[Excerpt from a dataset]
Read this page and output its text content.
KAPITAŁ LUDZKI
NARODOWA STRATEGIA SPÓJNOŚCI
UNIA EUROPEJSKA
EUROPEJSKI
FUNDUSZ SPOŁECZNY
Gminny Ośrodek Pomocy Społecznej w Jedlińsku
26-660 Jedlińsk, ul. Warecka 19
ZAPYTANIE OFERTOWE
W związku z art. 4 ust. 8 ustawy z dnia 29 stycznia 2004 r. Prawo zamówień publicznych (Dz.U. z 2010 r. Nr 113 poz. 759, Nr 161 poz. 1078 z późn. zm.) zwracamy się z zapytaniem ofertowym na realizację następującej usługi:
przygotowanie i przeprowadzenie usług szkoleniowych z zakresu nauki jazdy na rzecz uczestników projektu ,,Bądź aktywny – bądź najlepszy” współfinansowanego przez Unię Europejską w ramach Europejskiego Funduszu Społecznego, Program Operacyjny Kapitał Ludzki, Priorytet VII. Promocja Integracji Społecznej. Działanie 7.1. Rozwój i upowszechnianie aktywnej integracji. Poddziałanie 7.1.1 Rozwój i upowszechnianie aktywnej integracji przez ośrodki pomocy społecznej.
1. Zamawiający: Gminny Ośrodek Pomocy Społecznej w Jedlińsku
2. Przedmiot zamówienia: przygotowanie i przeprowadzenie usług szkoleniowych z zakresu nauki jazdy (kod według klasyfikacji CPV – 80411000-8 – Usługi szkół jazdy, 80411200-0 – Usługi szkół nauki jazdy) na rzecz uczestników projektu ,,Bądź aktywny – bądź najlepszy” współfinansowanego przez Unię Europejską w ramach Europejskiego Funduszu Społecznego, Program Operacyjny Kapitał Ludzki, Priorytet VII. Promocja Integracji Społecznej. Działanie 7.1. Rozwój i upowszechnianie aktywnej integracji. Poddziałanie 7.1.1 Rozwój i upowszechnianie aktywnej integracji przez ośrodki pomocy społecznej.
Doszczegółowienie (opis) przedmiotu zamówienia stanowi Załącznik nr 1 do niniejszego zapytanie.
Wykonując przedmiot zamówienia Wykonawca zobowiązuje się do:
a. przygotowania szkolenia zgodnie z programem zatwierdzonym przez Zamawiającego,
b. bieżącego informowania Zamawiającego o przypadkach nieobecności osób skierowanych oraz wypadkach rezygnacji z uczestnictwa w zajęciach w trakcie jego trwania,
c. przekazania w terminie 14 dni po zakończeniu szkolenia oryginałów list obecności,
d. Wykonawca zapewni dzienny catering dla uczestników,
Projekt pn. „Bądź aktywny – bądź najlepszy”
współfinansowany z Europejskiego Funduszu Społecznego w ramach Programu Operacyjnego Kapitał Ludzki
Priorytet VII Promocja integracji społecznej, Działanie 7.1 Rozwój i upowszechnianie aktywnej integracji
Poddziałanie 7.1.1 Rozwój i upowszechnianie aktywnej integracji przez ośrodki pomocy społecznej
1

**DIRECTIVE**
Write out the data exactly as it stands.

**SOLUTION TO THIS EXERCISE**
Read this page and output its text content.
KAPITAŁ LUDZKI
NARODOWA STRATEGIA SPÓJNOŚCI
UNIA EUROPEJSKA
EUROPEJSKI
FUNDUSZ SPOŁECZNY
Gminny Ośrodek Pomocy Społecznej w Jedlińsku
26-660 Jedlińsk, ul. Warecka 19
ZAPYTANIE OFERTOWE
W związku z art. 4 ust. 8 ustawy z dnia 29 stycznia 2004 r. Prawo zamówień publicznych (Dz.U. z 2010 r. Nr 113 poz. 759, Nr 161 poz. 1078 z późn. zm.) zwracamy się z zapytaniem ofertowym na realizację następującej usługi:
przygotowanie i przeprowadzenie usług szkoleniowych z zakresu nauki jazdy na rzecz uczestników projektu ,,Bądź aktywny – bądź najlepszy” współfinansowanego przez Unię Europejską w ramach Europejskiego Funduszu Społecznego, Program Operacyjny Kapitał Ludzki, Priorytet VII. Promocja Integracji Społecznej. Działanie 7.1. Rozwój i upowszechnianie aktywnej integracji. Poddziałanie 7.1.1 Rozwój i upowszechnianie aktywnej integracji przez ośrodki pomocy społecznej.
1. Zamawiający: Gminny Ośrodek Pomocy Społecznej w Jedlińsku
2. Przedmiot zamówienia: przygotowanie i przeprowadzenie usług szkoleniowych z zakresu nauki jazdy (kod według klasyfikacji CPV – 80411000-8 – Usługi szkół jazdy, 80411200-0 – Usługi szkół nauki jazdy) na rzecz uczestników projektu ,,Bądź aktywny – bądź najlepszy” współfinansowanego przez Unię Europejską w ramach Europejskiego Funduszu Społecznego, Program Operacyjny Kapitał Ludzki, Priorytet VII. Promocja Integracji Społecznej. Działanie 7.1. Rozwój i upowszechnianie aktywnej integracji. Poddziałanie 7.1.1 Rozwój i upowszechnianie aktywnej integracji przez ośrodki pomocy społecznej.
Doszczegółowienie (opis) przedmiotu zamówienia stanowi Załącznik nr 1 do niniejszego zapytanie.
Wykonując przedmiot zamówienia Wykonawca zobowiązuje się do:
a. przygotowania szkolenia zgodnie z programem zatwierdzonym przez Zamawiającego,
b. bieżącego informowania Zamawiającego o przypadkach nieobecności osób skierowanych oraz wypadkach rezygnacji z uczestnictwa w zajęciach w trakcie jego trwania,
c. przekazania w terminie 14 dni po zakończeniu szkolenia oryginałów list obecności,
d. Wykonawca zapewni dzienny catering dla uczestników,
Projekt pn. „Bądź aktywny – bądź najlepszy”
współfinansowany z Europejskiego Funduszu Społecznego w ramach Programu Operacyjnego Kapitał Ludzki
Priorytet VII Promocja integracji społecznej, Działanie 7.1 Rozwój i upowszechnianie aktywnej integracji
Poddziałanie 7.1.1 Rozwój i upowszechnianie aktywnej integracji przez ośrodki pomocy społecznej
1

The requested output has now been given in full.